MATERIALS PROVIDED
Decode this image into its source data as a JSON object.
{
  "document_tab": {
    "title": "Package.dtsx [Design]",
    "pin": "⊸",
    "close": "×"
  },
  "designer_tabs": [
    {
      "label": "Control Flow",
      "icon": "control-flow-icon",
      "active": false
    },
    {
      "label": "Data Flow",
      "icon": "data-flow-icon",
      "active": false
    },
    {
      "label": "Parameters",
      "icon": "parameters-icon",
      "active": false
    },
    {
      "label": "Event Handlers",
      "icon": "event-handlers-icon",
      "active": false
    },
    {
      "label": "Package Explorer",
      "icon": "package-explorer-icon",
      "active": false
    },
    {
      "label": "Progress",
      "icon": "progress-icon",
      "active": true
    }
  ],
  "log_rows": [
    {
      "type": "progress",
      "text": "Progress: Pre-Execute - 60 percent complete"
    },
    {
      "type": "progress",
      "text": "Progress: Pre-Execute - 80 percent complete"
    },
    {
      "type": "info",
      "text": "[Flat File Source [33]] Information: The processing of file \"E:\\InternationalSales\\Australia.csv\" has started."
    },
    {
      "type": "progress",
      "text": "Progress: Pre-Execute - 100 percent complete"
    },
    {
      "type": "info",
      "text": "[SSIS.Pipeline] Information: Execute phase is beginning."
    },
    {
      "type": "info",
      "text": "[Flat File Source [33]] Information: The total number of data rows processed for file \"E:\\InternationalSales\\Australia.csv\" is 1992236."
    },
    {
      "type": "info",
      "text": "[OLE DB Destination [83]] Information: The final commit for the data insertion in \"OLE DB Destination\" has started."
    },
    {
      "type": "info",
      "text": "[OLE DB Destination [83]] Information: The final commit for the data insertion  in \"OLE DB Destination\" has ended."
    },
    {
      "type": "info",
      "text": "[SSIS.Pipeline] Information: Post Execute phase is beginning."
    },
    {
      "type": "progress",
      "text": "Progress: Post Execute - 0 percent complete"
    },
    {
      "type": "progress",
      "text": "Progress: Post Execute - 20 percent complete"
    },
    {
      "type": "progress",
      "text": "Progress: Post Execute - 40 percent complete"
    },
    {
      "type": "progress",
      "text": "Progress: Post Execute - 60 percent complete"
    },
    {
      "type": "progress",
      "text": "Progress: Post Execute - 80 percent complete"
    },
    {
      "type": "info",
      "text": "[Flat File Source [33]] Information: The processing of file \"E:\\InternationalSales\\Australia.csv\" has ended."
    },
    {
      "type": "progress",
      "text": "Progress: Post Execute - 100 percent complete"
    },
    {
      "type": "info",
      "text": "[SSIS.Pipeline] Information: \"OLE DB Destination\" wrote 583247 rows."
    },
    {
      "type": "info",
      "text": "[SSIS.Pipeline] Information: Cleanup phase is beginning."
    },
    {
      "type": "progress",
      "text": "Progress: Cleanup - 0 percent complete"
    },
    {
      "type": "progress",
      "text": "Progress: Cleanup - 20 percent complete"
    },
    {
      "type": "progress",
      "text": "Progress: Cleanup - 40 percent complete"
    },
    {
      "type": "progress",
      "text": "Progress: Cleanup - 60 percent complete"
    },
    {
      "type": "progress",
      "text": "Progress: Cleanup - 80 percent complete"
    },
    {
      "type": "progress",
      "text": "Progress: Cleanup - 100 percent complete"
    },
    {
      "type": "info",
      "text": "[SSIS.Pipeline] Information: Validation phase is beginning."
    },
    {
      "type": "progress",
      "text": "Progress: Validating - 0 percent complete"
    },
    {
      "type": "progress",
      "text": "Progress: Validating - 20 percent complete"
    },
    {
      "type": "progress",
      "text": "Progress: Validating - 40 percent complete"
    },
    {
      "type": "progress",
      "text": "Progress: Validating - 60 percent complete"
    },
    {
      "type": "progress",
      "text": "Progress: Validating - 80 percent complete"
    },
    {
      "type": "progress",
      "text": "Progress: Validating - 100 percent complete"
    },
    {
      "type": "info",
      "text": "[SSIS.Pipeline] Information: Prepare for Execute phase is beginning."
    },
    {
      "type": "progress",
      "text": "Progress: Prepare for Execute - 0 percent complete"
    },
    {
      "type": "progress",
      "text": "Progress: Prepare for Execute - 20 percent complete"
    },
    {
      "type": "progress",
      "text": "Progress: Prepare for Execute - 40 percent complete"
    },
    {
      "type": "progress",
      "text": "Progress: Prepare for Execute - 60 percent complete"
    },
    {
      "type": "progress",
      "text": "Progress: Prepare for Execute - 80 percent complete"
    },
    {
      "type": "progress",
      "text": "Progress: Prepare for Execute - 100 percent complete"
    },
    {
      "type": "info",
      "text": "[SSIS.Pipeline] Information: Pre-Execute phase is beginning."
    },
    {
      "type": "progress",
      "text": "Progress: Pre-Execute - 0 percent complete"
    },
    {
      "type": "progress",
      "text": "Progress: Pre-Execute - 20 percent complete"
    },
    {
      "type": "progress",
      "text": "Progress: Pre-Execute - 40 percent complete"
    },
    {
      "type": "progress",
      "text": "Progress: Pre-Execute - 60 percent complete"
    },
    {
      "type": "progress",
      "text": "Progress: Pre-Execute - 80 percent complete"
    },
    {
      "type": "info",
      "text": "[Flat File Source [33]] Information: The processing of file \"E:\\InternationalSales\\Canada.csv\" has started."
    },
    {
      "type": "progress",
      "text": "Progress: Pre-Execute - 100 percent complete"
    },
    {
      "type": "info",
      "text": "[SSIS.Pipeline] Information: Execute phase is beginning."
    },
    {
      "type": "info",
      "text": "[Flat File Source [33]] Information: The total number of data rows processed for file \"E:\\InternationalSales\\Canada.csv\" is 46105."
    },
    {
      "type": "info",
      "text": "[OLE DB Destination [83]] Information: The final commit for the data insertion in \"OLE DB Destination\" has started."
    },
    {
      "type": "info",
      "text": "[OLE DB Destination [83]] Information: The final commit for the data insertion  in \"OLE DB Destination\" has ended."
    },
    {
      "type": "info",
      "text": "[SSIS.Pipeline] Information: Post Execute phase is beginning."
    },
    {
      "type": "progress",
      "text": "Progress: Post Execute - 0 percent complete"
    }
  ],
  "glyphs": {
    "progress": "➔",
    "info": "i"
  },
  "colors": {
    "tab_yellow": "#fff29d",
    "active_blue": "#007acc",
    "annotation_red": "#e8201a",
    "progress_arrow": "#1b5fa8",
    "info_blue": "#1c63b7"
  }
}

WHAT IS NEEDED
Retype the entries one by one, exactly.

TASK ANSWER
Decode this image into its source data as a JSON object.
{
  "document_tab": {
    "title": "Package.dtsx [Design]",
    "pin": "⊸",
    "close": "×"
  },
  "designer_tabs": [
    {
      "label": "Control Flow",
      "icon": "control-flow-icon",
      "active": false
    },
    {
      "label": "Data Flow",
      "icon": "data-flow-icon",
      "active": false
    },
    {
      "label": "Parameters",
      "icon": "parameters-icon",
      "active": false
    },
    {
      "label": "Event Handlers",
      "icon": "event-handlers-icon",
      "active": false
    },
    {
      "label": "Package Explorer",
      "icon": "package-explorer-icon",
      "active": false
    },
    {
      "label": "Progress",
      "icon": "progress-icon",
      "active": true
    }
  ],
  "log_rows": [
    {
      "type": "progress",
      "text": "Progress: Pre-Execute - 60 percent complete"
    },
    {
      "type": "progress",
      "text": "Progress: Pre-Execute - 80 percent complete"
    },
    {
      "type": "info",
      "text": "[Flat File Source [33]] Information: The processing of file \"E:\\InternationalSales\\Australia.csv\" has started."
    },
    {
      "type": "progress",
      "text": "Progress: Pre-Execute - 100 percent complete"
    },
    {
      "type": "info",
      "text": "[SSIS.Pipeline] Information: Execute phase is beginning."
    },
    {
      "type": "info",
      "text": "[Flat File Source [33]] Information: The total number of data rows processed for file \"E:\\InternationalSales\\Australia.csv\" is 1992236."
    },
    {
      "type": "info",
      "text": "[OLE DB Destination [83]] Information: The final commit for the data insertion in \"OLE DB Destination\" has started."
    },
    {
      "type": "info",
      "text": "[OLE DB Destination [83]] Information: The final commit for the data insertion  in \"OLE DB Destination\" has ended."
    },
    {
      "type": "info",
      "text": "[SSIS.Pipeline] Information: Post Execute phase is beginning."
    },
    {
      "type": "progress",
      "text": "Progress: Post Execute - 0 percent complete"
    },
    {
      "type": "progress",
      "text": "Progress: Post Execute - 20 percent complete"
    },
    {
      "type": "progress",
      "text": "Progress: Post Execute - 40 percent complete"
    },
    {
      "type": "progress",
      "text": "Progress: Post Execute - 60 percent complete"
    },
    {
      "type": "progress",
      "text": "Progress: Post Execute - 80 percent complete"
    },
    {
      "type": "info",
      "text": "[Flat File Source [33]] Information: The processing of file \"E:\\InternationalSales\\Australia.csv\" has ended."
    },
    {
      "type": "progress",
      "text": "Progress: Post Execute - 100 percent complete"
    },
    {
      "type": "info",
      "text": "[SSIS.Pipeline] Information: \"OLE DB Destination\" wrote 583247 rows."
    },
    {
      "type": "info",
      "text": "[SSIS.Pipeline] Information: Cleanup phase is beginning."
    },
    {
      "type": "progress",
      "text": "Progress: Cleanup - 0 percent complete"
    },
    {
      "type": "progress",
      "text": "Progress: Cleanup - 20 percent complete"
    },
    {
      "type": "progress",
      "text": "Progress: Cleanup - 40 percent complete"
    },
    {
      "type": "progress",
      "text": "Progress: Cleanup - 60 percent complete"
    },
    {
      "type": "progress",
      "text": "Progress: Cleanup - 80 percent complete"
    },
    {
      "type": "progress",
      "text": "Progress: Cleanup - 100 percent complete"
    },
    {
      "type": "info",
      "text": "[SSIS.Pipeline] Information: Validation phase is beginning."
    },
    {
      "type": "progress",
      "text": "Progress: Validating - 0 percent complete"
    },
    {
      "type": "progress",
      "text": "Progress: Validating - 20 percent complete"
    },
    {
      "type": "progress",
      "text": "Progress: Validating - 40 percent complete"
    },
    {
      "type": "progress",
      "text": "Progress: Validating - 60 percent complete"
    },
    {
      "type": "progress",
      "text": "Progress: Validating - 80 percent complete"
    },
    {
      "type": "progress",
      "text": "Progress: Validating - 100 percent complete"
    },
    {
      "type": "info",
      "text": "[SSIS.Pipeline] Information: Prepare for Execute phase is beginning."
    },
    {
      "type": "progress",
      "text": "Progress: Prepare for Execute - 0 percent complete"
    },
    {
      "type": "progress",
      "text": "Progress: Prepare for Execute - 20 percent complete"
    },
    {
      "type": "progress",
      "text": "Progress: Prepare for Execute - 40 percent complete"
    },
    {
      "type": "progress",
      "text": "Progress: Prepare for Execute - 60 percent complete"
    },
    {
      "type": "progress",
      "text": "Progress: Prepare for Execute - 80 percent complete"
    },
    {
      "type": "progress",
      "text": "Progress: Prepare for Execute - 100 percent complete"
    },
    {
      "type": "info",
      "text": "[SSIS.Pipeline] Information: Pre-Execute phase is beginning."
    },
    {
      "type": "progress",
      "text": "Progress: Pre-Execute - 0 percent complete"
    },
    {
      "type": "progress",
      "text": "Progress: Pre-Execute - 20 percent complete"
    },
    {
      "type": "progress",
      "text": "Progress: Pre-Execute - 40 percent complete"
    },
    {
      "type": "progress",
      "text": "Progress: Pre-Execute - 60 percent complete"
    },
    {
      "type": "progress",
      "text": "Progress: Pre-Execute - 80 percent complete"
    },
    {
      "type": "info",
      "text": "[Flat File Source [33]] Information: The processing of file \"E:\\InternationalSales\\Canada.csv\" has started."
    },
    {
      "type": "progress",
      "text": "Progress: Pre-Execute - 100 percent complete"
    },
    {
      "type": "info",
      "text": "[SSIS.Pipeline] Information: Execute phase is beginning."
    },
    {
      "type": "info",
      "text": "[Flat File Source [33]] Information: The total number of data rows processed for file \"E:\\InternationalSales\\Canada.csv\" is 46105."
    },
    {
      "type": "info",
      "text": "[OLE DB Destination [83]] Information: The final commit for the data insertion in \"OLE DB Destination\" has started."
    },
    {
      "type": "info",
      "text": "[OLE DB Destination [83]] Information: The final commit for the data insertion  in \"OLE DB Destination\" has ended."
    },
    {
      "type": "info",
      "text": "[SSIS.Pipeline] Information: Post Execute phase is beginning."
    },
    {
      "type": "progress",
      "text": "Progress: Post Execute - 0 percent complete"
    }
  ],
  "glyphs": {
    "progress": "➔",
    "info": "i"
  },
  "colors": {
    "tab_yellow": "#fff29d",
    "active_blue": "#007acc",
    "annotation_red": "#e8201a",
    "progress_arrow": "#1b5fa8",
    "info_blue": "#1c63b7"
  }
}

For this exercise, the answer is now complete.